Requisitos da tarefa. Transcreva, sem nenhuma alteração, as linhas que vão da linha com "What elements are" até a linha com "- candle-body: [907, 221, 910, 223]", incluindo as duas.

Dados apresentados.
--

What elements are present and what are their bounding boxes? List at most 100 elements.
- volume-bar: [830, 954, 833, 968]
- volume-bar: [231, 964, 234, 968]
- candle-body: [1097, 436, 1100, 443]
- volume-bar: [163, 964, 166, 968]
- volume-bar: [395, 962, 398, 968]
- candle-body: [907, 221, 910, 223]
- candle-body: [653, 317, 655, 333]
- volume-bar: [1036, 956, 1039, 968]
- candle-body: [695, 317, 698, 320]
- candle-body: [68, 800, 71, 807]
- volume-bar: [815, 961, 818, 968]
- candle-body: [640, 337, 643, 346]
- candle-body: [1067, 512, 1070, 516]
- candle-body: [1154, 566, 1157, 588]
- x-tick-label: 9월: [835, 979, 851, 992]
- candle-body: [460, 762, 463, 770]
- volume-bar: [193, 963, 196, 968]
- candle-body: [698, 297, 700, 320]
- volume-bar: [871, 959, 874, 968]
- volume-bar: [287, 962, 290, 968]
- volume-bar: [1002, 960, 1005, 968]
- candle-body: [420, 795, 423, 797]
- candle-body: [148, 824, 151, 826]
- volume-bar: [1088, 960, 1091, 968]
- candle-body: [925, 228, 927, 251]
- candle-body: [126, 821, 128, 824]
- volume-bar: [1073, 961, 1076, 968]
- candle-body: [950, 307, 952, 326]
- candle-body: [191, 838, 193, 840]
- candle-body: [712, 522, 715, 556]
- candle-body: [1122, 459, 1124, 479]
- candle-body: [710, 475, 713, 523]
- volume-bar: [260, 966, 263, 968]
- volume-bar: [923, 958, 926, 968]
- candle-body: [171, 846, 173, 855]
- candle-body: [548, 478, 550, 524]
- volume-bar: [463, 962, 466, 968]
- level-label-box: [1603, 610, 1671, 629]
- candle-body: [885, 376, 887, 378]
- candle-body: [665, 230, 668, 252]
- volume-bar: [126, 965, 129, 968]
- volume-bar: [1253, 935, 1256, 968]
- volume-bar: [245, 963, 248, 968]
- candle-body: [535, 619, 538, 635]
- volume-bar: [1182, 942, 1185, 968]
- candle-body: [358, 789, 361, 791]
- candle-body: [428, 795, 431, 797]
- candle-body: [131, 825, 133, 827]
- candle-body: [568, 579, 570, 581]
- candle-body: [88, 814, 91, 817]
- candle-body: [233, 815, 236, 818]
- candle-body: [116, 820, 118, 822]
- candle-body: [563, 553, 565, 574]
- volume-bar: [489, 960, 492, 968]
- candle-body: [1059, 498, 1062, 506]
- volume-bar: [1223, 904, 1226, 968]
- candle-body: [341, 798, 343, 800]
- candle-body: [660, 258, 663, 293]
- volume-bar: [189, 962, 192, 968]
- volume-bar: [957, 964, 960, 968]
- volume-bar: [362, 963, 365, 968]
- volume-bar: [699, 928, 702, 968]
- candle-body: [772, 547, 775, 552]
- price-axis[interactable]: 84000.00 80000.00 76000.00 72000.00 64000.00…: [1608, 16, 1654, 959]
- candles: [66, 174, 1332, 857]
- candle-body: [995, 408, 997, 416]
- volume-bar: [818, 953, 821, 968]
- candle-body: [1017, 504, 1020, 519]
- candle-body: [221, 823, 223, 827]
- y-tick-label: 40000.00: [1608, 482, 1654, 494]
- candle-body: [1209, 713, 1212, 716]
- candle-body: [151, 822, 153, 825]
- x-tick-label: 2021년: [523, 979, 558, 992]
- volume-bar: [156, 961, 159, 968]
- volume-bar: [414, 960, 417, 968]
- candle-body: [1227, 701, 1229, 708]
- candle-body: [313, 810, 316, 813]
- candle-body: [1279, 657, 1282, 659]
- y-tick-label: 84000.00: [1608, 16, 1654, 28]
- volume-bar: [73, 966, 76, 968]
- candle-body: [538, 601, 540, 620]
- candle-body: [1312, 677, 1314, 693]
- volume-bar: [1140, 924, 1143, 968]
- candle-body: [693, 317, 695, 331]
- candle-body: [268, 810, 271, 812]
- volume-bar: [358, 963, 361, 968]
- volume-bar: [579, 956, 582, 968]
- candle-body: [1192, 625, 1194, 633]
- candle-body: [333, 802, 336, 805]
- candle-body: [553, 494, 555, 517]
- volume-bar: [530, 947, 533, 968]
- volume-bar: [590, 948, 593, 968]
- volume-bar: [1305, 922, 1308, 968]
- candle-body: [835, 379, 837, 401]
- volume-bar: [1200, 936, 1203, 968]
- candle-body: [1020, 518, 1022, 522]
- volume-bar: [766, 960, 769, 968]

--

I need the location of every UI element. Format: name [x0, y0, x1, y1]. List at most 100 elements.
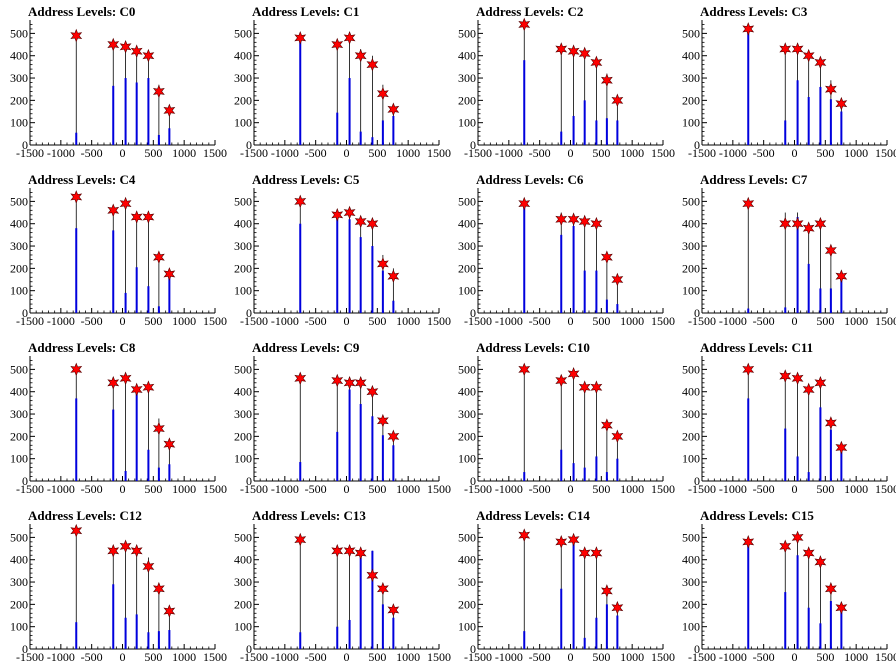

--

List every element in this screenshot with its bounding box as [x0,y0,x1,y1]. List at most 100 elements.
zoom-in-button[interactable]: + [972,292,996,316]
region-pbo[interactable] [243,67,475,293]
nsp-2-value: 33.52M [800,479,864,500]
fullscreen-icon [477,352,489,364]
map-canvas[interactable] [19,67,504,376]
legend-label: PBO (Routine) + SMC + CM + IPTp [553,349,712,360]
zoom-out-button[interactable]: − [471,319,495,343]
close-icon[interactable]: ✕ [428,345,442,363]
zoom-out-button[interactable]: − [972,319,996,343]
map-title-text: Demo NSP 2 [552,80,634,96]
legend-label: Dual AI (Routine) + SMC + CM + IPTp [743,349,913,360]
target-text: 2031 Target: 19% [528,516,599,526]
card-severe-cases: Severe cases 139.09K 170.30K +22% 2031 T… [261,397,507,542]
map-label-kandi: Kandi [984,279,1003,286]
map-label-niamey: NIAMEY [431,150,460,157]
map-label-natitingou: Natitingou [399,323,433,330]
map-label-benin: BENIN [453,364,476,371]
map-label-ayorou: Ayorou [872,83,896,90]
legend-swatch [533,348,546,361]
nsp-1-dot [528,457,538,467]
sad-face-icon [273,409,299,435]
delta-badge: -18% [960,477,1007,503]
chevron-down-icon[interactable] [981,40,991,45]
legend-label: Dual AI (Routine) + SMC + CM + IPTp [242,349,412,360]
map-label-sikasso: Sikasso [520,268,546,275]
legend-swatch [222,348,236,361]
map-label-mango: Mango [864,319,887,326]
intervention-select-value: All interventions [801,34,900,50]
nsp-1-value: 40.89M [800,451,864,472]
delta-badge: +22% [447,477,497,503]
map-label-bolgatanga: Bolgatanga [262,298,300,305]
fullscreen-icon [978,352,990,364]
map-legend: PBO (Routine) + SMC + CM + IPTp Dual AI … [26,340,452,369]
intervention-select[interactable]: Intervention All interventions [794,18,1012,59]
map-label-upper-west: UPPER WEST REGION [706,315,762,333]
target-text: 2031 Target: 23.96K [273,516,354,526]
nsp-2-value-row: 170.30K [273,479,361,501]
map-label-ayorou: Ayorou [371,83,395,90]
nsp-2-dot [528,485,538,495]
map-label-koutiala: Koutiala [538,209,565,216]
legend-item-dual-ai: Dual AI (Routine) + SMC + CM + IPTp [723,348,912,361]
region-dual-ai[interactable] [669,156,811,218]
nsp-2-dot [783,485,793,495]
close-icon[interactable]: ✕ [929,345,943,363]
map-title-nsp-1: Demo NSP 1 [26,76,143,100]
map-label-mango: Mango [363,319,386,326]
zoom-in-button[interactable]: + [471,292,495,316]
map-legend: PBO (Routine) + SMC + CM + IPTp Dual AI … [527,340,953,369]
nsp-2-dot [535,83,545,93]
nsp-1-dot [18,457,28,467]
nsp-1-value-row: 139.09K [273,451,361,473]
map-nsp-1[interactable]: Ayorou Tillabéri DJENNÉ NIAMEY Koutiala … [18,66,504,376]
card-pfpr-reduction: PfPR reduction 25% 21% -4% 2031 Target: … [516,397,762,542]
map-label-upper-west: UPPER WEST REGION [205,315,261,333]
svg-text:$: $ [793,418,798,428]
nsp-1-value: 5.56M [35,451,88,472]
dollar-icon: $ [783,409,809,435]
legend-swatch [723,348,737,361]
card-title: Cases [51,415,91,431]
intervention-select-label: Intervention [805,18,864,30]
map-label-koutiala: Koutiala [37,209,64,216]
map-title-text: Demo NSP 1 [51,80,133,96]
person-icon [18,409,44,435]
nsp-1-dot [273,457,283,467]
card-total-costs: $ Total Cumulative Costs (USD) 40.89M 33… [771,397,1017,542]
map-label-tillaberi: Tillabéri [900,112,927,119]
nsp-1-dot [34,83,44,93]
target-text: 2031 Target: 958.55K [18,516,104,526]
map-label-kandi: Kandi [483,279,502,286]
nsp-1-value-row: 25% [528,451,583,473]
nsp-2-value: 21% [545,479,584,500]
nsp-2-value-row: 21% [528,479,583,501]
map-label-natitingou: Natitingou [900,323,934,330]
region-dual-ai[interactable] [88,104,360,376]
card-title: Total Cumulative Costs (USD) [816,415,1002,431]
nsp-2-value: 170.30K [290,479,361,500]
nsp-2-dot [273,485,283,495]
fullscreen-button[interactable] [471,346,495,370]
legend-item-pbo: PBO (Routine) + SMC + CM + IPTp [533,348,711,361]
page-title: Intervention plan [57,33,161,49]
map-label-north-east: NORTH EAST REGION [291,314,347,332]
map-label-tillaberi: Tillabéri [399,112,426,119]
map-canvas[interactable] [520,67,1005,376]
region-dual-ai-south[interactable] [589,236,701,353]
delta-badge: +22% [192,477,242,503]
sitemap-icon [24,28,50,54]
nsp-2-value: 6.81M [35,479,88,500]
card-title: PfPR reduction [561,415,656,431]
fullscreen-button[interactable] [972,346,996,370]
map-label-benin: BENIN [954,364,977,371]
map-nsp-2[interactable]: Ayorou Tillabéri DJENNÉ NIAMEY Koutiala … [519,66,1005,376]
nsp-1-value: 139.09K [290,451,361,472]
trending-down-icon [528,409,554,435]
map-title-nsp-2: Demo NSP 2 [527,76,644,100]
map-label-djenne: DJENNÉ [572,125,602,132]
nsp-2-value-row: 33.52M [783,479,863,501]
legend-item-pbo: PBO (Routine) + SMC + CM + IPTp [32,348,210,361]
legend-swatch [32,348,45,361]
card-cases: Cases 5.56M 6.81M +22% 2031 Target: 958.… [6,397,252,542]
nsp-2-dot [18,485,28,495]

--

Solução do problema.
What elements are present and what are their bounding boxes? List at most 100 elements.
- volume-bar: [830, 954, 833, 968]
- volume-bar: [231, 964, 234, 968]
- candle-body: [1097, 436, 1100, 443]
- volume-bar: [163, 964, 166, 968]
- volume-bar: [395, 962, 398, 968]
- candle-body: [907, 221, 910, 223]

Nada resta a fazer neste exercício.